Source passage —
— start —

On Wed, Mar 03, 2021 at 01:43:09PM +0200, Nir Soffer wrote:
On Wed, Mar 3, 2021 at 1:00 PM Richard W.M. Jones
<rjones(a)redhat.com> wrote:
On Mon, Mar 01, 2021 at 06:57:44PM +0200, Nir Soffer wrote:
> This function is called only from page_cache_evict(), which already
> check that we could map the cached pages. Add an assert to document this
> assumption.
>
> Signed-off-by: Nir Soffer <nsoffer(a)redhat.com>
> ---
> copy/file-ops.c | 21 +++++++++++----------
> 1 file changed, 11 insertions(+), 10 deletions(-)
>
> diff --git a/copy/file-ops.c b/copy/file-ops.c
> index 0995e92..57999cb 100644
> --- a/copy/file-ops.c
> +++ b/copy/file-ops.c
> @@ -94,7 +94,7 @@ page_size_init (void)
> /* Load the page cache map for a particular file into
> * rwf->cached_pages. Only used when reading files. This doesn't
> * fail: if a system call fails then rwf->cached_pages.size will be
> - * zero which is handled in page_was_cached.
> + * zero which is handled in page_cache_evict.
> */
> static inline void
> page_cache_map (struct rw_file *rwf, int fd, int64_t size)
> @@ -118,19 +118,16 @@ page_cache_map (struct rw_file *rwf, int fd,
int64_t size)
> munmap (ptr, size);
> }
>
> -/* Test if a single page of the file was cached before nbdcopy ran. */
> +/* Test if a single page of the file was cached before nbdcopy ran.
> + * Valid only if we mapped the cached pages.

— end —

Task brief — Copy out the patch email word for word, beginning at the words "On Wed, Mar 03, 2021" and stopping after the words "insertions(+), 10 deletions(-)". Work only from the patch email above.

Dataset rows —
— start —

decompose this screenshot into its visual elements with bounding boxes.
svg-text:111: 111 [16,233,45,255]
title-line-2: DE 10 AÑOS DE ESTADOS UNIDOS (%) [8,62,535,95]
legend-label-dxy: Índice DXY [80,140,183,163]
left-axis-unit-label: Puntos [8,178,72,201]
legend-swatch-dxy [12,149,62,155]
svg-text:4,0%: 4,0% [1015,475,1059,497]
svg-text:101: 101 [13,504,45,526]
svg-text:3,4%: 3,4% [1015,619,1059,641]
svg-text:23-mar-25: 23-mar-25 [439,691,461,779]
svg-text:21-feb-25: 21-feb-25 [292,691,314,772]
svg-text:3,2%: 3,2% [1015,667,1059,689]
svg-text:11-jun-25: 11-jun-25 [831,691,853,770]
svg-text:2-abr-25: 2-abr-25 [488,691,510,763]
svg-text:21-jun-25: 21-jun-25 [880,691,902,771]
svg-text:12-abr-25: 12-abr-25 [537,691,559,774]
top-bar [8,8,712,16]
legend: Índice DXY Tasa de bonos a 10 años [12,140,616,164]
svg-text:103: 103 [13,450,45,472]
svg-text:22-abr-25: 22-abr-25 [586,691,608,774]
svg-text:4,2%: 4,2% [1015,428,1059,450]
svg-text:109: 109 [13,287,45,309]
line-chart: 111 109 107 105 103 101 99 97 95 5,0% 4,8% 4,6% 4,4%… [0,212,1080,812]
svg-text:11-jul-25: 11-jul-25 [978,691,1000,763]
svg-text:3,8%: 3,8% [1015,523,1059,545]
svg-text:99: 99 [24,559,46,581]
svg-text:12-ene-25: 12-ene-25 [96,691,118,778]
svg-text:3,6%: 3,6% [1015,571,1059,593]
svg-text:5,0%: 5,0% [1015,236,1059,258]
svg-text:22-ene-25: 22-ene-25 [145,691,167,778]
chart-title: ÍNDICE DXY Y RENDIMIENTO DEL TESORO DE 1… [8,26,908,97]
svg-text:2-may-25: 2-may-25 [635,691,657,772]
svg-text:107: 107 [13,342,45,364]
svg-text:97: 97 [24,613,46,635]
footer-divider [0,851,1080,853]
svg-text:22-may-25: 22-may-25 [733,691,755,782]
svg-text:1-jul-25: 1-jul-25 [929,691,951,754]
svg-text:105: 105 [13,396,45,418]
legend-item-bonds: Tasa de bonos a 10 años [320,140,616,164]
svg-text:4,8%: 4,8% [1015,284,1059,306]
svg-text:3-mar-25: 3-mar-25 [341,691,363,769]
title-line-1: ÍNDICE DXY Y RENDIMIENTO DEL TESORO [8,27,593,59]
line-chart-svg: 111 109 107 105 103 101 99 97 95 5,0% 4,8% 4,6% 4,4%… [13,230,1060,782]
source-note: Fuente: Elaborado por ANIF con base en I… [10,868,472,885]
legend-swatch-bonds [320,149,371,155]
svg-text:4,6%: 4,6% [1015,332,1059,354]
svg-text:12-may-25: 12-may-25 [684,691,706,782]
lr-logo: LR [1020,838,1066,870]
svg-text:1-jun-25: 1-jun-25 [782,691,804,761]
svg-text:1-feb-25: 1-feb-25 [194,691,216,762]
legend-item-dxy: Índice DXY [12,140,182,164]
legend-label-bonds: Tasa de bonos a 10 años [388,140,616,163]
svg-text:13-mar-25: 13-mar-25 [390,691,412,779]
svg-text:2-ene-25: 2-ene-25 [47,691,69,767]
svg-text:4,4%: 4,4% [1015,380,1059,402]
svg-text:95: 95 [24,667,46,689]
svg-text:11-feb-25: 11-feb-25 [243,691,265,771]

— end —

Written solution —
On Wed, Mar 03, 2021 at 01:43:09PM +0200, Nir Soffer wrote:
On Wed, Mar 3, 2021 at 1:00 PM Richard W.M. Jones
<rjones(a)redhat.com> wrote:
On Mon, Mar 01, 2021 at 06:57:44PM +0200, Nir Soffer wrote:
> This function is called only from page_cache_evict(), which already
> check that we could map the cached pages. Add an assert to document this
> assumption.
>
> Signed-off-by: Nir Soffer <nsoffer(a)redhat.com>
> ---
> copy/file-ops.c | 21 +++++++++++----------
> 1 file changed, 11 insertions(+), 10 deletions(-)